-- BEGIN Given records --

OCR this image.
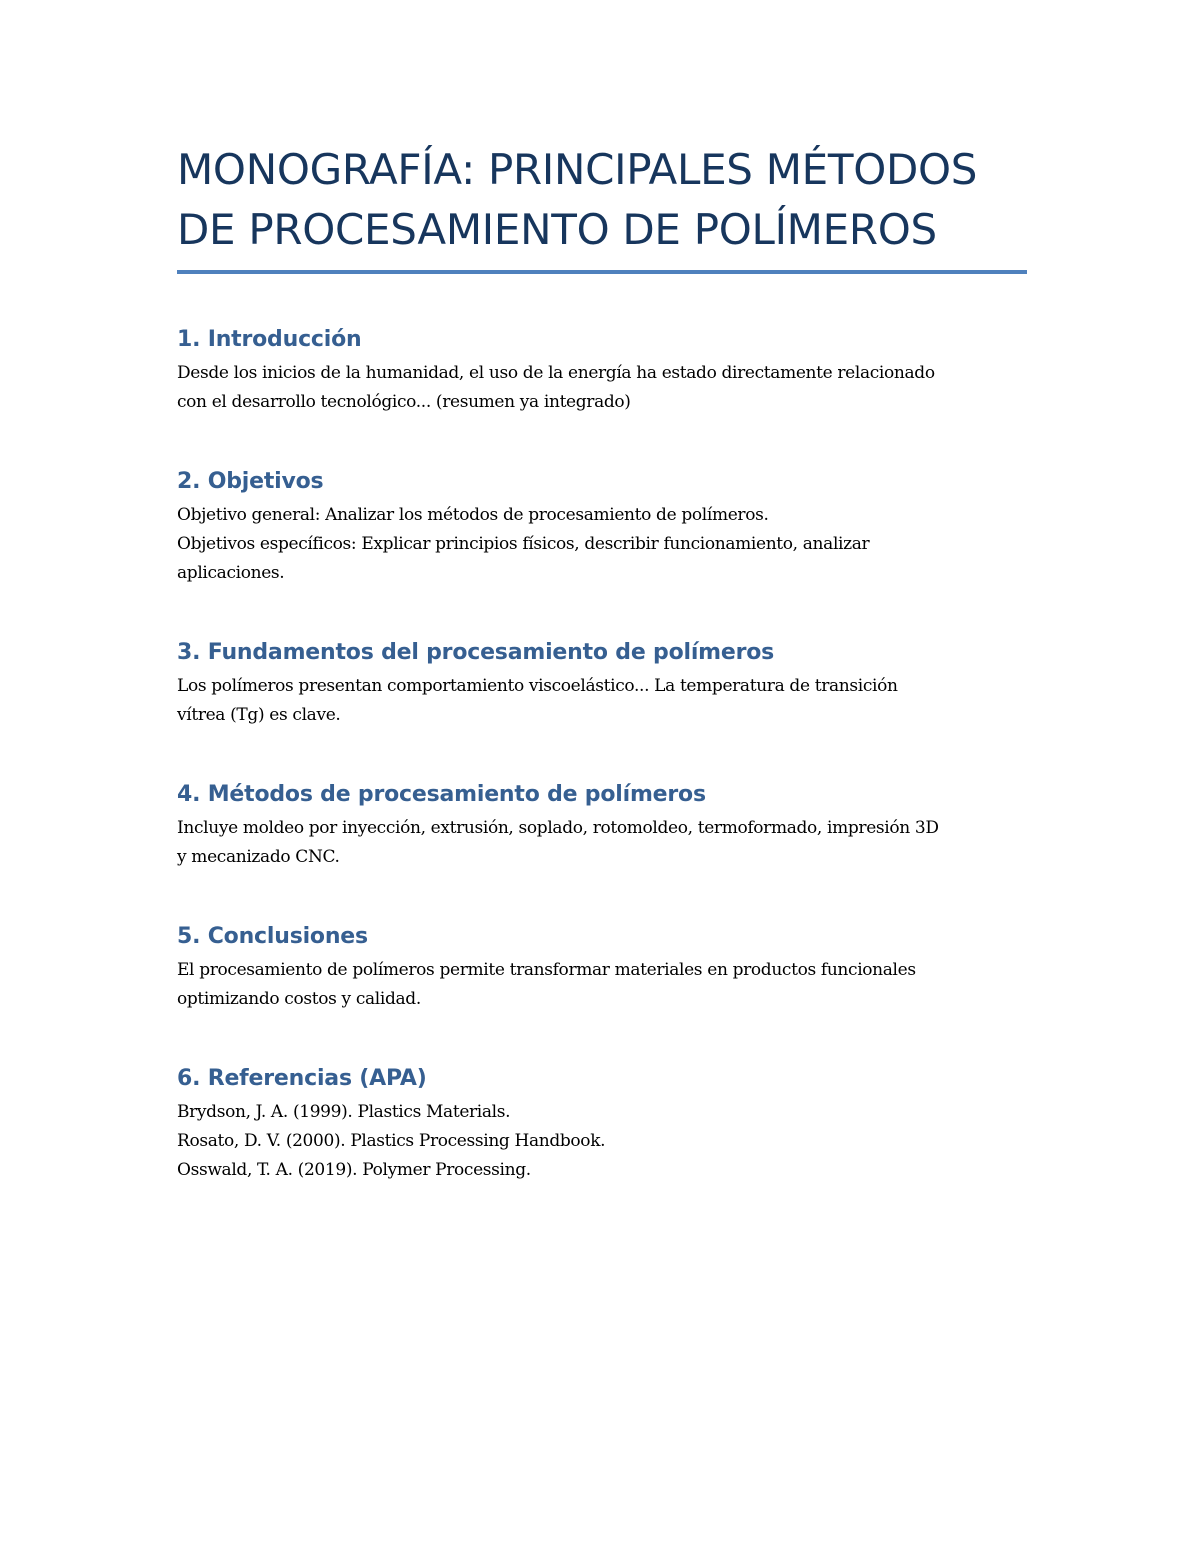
MONOGRAFÍA: PRINCIPALES MÉTODOS
DE PROCESAMIENTO DE POLÍMEROS
1. Introducción

Desde los inicios de la humanidad, el uso de la energía ha estado directamente relacionado
con el desarrollo tecnológico... (resumen ya integrado)

2. Objetivos

Objetivo general: Analizar los métodos de procesamiento de polímeros.
Objetivos específicos: Explicar principios físicos, describir funcionamiento, analizar
aplicaciones.

3. Fundamentos del procesamiento de polímeros

Los polímeros presentan comportamiento viscoelástico... La temperatura de transición
vítrea (Tg) es clave.

4. Métodos de procesamiento de polímeros

Incluye moldeo por inyección, extrusión, soplado, rotomoldeo, termoformado, impresión 3D
y mecanizado CNC.

5. Conclusiones

El procesamiento de polímeros permite transformar materiales en productos funcionales
optimizando costos y calidad.

6. Referencias (APA)

Brydson, J. A. (1999). Plastics Materials.
Rosato, D. V. (2000). Plastics Processing Handbook.
Osswald, T. A. (2019). Polymer Processing.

-- END Given records --

§ **What the exercise asks**
Copy every record above exactly, leaving out the pictures.

§ **Worked solution**
OCR this image.
MONOGRAFÍA: PRINCIPALES MÉTODOS
DE PROCESAMIENTO DE POLÍMEROS
1. Introducción

Desde los inicios de la humanidad, el uso de la energía ha estado directamente relacionado
con el desarrollo tecnológico... (resumen ya integrado)

2. Objetivos

Objetivo general: Analizar los métodos de procesamiento de polímeros.
Objetivos específicos: Explicar principios físicos, describir funcionamiento, analizar
aplicaciones.

3. Fundamentos del procesamiento de polímeros

Los polímeros presentan comportamiento viscoelástico... La temperatura de transición
vítrea (Tg) es clave.

4. Métodos de procesamiento de polímeros

Incluye moldeo por inyección, extrusión, soplado, rotomoldeo, termoformado, impresión 3D
y mecanizado CNC.

5. Conclusiones

El procesamiento de polímeros permite transformar materiales en productos funcionales
optimizando costos y calidad.

6. Referencias (APA)

Brydson, J. A. (1999). Plastics Materials.
Rosato, D. V. (2000). Plastics Processing Handbook.
Osswald, T. A. (2019). Polymer Processing.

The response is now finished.